** Start of PROVIDED MATERIAL **

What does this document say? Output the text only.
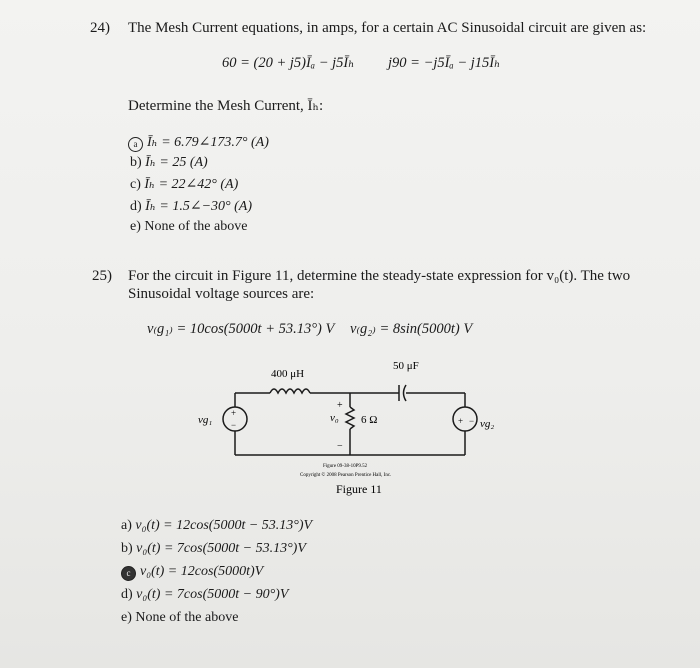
24) The Mesh Current equations, in amps, for a certain AC Sinusoidal circuit are given as:
60 = (20 + j5)Īₐ − j5Īₕ j90 = −j5Īₐ − j15Īₕ
Determine the Mesh Current, Īₕ:
a Īₕ = 6.79∠173.7° (A)
b) Īₕ = 25 (A)
c) Īₕ = 22∠42° (A)
d) Īₕ = 1.5∠−30° (A)
e) None of the above
25) For the circuit in Figure 11, determine the steady-state expression for v₀(t). The two
Sinusoidal voltage sources are:
v₍g₁₎ = 10cos(5000t + 53.13°) V v₍g₂₎ = 8sin(5000t) V
+
−	+ −
400 μH
50 μF
6 Ω
v₀
+
−
vg₁	vg₂
Figure 09-38-10P9.52
Copyright © 2008 Pearson Prentice Hall, Inc.
Figure 11
a) v₀(t) = 12cos(5000t − 53.13°)V
b) v₀(t) = 7cos(5000t − 53.13°)V
c v₀(t) = 12cos(5000t)V
d) v₀(t) = 7cos(5000t − 90°)V
e) None of the above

** End of PROVIDED MATERIAL **

__EXERCISE PROMPT__.
The records above need to be given again exactly. Omit the pictures.

__SOLUTION BELOW__.
What does this document say? Output the text only.
24) The Mesh Current equations, in amps, for a certain AC Sinusoidal circuit are given as:
60 = (20 + j5)Īₐ − j5Īₕ j90 = −j5Īₐ − j15Īₕ
Determine the Mesh Current, Īₕ:
a Īₕ = 6.79∠173.7° (A)
b) Īₕ = 25 (A)
c) Īₕ = 22∠42° (A)
d) Īₕ = 1.5∠−30° (A)
e) None of the above
25) For the circuit in Figure 11, determine the steady-state expression for v₀(t). The two
Sinusoidal voltage sources are:
v₍g₁₎ = 10cos(5000t + 53.13°) V v₍g₂₎ = 8sin(5000t) V
+
−	+ −
400 μH
50 μF
6 Ω
v₀
+
−
vg₁	vg₂
Figure 09-38-10P9.52
Copyright © 2008 Pearson Prentice Hall, Inc.
Figure 11
a) v₀(t) = 12cos(5000t − 53.13°)V
b) v₀(t) = 7cos(5000t − 53.13°)V
c v₀(t) = 12cos(5000t)V
d) v₀(t) = 7cos(5000t − 90°)V
e) None of the above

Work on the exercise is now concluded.